** 文書本文 **
● ● ● ●
この単純なゲームで5000エピソードは多すぎると思い、環境を変更してみることにしました。変更したところは観測値の返し方です。このゲームではゴールと自分の位置の2つの観測値を返していました。しかしゴールは最初から最後まで変わることがないのでこれは冗長な感じがします。といって、自分の位置だけ返してもゴールの位置がわからないと学習速度が更に遅くなりそうです。そこで観測値として、ゴールの位置と自分の位置の差を返すようにしました。これだと1つの値で自分の位置からみたゴールの方向(左右)と距離を把握することができます。
新しい環境は下記のようになります。(観測値以外は同じです。)
import time
import numpy as np
import gym
class MovingEnv(gym.Env):
ACTION_NUM = 4
MIN_POS = 0
MAX_POS = 99
MAX_STEPS = 100
metadata = {'render.modes': ['human']}
def __init__(self):
super().__init__()
self.pos = None
self.goal = None
self.steps = 0
self.action_space = gym.spaces.Discrete(self.ACTION_NUM)
self.observation_space = gym.spaces.Box(
low=np.array([self.MIN_POS]),
high=np.array([self.MAX_POS]),
dtype=np.int16)
def reset(self):
self.pos = np.random.randint(self.MIN_POS, self.MAX_POS + 1)
self.goal = np.random.randint(self.MIN_POS, self.MAX_POS + 1)
self.steps = 0
return np.array([self.goal - self.pos])
def step(self, action):
'''
action
0: -10移動
1: -1移動
2: +1移動
3: +10移動
'''
if action == 0:
next_pos = self.pos - 10
elif action == 1:
next_pos = self.pos - 1
elif action == 2:
next_pos = self.pos + 1
elif action == 3:
next_pos = self.pos + 10
else:
next_pos = self.pos
if next_pos < self.MIN_POS:
next_pos = self.MIN_POS
elif next_pos > self.MAX_POS:
next_pos = self.MAX_POS
self.pos = next_pos
self.steps += 1
reward = 100 if self.pos == self.goal else -1
done = True if self.pos == self.goal or self.steps > self.MAX_STEPS else False
return np.array([self.goal - self.pos]), reward, done, {}
def seed(self, seed=None):
return seed
def render(self, mode='human'):
a = ['.' for x in range(self.MIN_POS, self.MAX_POS + 1)]
a[self.goal] = 'G'
a[self.pos] = 'o'
print(f'\r{"".join(a)}', end='')
● ● ● ●
** 抜粋データ **
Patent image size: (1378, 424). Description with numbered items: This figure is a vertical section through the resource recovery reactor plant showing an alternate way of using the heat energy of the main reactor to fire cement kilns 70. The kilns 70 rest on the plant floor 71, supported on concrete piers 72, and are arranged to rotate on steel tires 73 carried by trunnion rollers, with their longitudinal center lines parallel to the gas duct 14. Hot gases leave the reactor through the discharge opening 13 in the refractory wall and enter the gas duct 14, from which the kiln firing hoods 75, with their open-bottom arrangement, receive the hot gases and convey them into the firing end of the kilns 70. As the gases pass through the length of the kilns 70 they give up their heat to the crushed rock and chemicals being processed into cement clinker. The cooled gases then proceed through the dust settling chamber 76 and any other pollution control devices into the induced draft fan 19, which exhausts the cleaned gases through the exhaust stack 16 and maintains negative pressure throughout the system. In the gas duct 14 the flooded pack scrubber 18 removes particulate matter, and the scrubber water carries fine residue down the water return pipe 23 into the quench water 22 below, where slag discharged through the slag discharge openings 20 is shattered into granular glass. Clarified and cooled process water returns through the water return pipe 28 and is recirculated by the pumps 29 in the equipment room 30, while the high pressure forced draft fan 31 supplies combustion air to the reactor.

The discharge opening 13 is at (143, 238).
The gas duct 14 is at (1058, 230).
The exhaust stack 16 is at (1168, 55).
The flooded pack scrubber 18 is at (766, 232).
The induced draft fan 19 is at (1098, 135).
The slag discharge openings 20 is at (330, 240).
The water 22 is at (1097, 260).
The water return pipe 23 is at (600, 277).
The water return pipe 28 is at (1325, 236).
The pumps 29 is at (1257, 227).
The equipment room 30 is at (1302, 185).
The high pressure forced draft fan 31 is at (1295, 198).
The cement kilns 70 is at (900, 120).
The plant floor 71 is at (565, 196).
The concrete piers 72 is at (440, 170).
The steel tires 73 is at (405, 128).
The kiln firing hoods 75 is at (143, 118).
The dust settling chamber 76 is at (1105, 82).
● ● ● ●
** 問題 1 **
強化学習環境の変更に関する本文から、「import time」で始まり「super().__init__()」で終わる部分を一字一句変えずに抜き出して返してください。
** 問題 2 **
強化学習環境の変更に関する本文によると、新しい環境では観測値として何を返すようにしましたか。
** 問題 3 **
強化学習環境の変更に関する本文を、最後の行の次から書き継いでください。

** 解答欄 1 **
import time
import numpy as np
import gym
class MovingEnv(gym.Env):
ACTION_NUM = 4
MIN_POS = 0
MAX_POS = 99
MAX_STEPS = 100
metadata = {'render.modes': ['human']}
def __init__(self):
super().__init__()

** 解答欄 2 **
ゴールの位置と自分の位置の差

** 解答欄 3 **
time.sleep(0.1)
この環境を使って強化学習してみます。
import gym
from tensorflow import keras
from rl.agents.dqn import DQNAgent
from rl.policy import BoltzmannQPolicy
from rl.memory import SequentialMemory
import matplotlib.pyplot as plt
import envs.moving_env
def main():
env = gym.make('movingenv-v0')
nb_actions = env.action_space.n
model = keras.models.Sequential([
keras.layers.Flatten(input_shape=(1,) + env.observation_space.shape),
keras.layers.Dense(16, activation="relu"),
keras.layers.Dense(16, activation="relu"),
keras.layers.Dense(nb_actions, activation="linear"),
])
memory = SequentialMemory(limit=50000, window_length=1)
policy = BoltzmannQPolicy()
dqn = DQNAgent(
model=model,
nb_actions=nb_actions,
memory=memory,
target_model_update=1e-2,
policy=policy)
dqn.compile(keras.optimizers.Adam(lr=1e-3), metrics=['mae'])
history = dqn.fit(env, nb_steps=10000, visualize=False, verbose=1)
dqn.save_weights('moving_test_2.hdf5')
plt.plot(history.history['nb_episode_steps'], label='nb_episode_steps')
plt.plot(history.history['episode_reward'], label='episode_reward')
plt.legend()
plt.show()
if __name__ == '__main__':
main()
これを実行すると下のグラフが表示されます。
700エピソードくらいで安定していることがわかります。
観測値をそのまま使用しても強化学習はできますが、環境を工夫することで短時間で学習できるようになることがわかります。
はまったところ
話が逸れますが、DQNAgentを強化学習を実行したところ下記のようなエラーが発生しました。
TypeError: Keras symbolic inputs/outputs do not implement `__len__`. You may be trying to pass Keras symbolic inputs/outputs to a TF API that does not register dispatching, preventing Keras from automatically converting the API call to a lambda layer in the Functional Model. This error will also get raised if you try asserting a symbolic input/output directly. |
原因はインストールされているkeras-rlのバージョンが古かったことでした。少し前にTensorFlowのバージョンを2にアップデートしたことで前にインストールしていたkeras-rlとマッチしなくなったようです。keras-rlをアンインストールしてkeras-rl2をインストールすることで解決できました。
解決に時間がかかったのでここにメモしておきます。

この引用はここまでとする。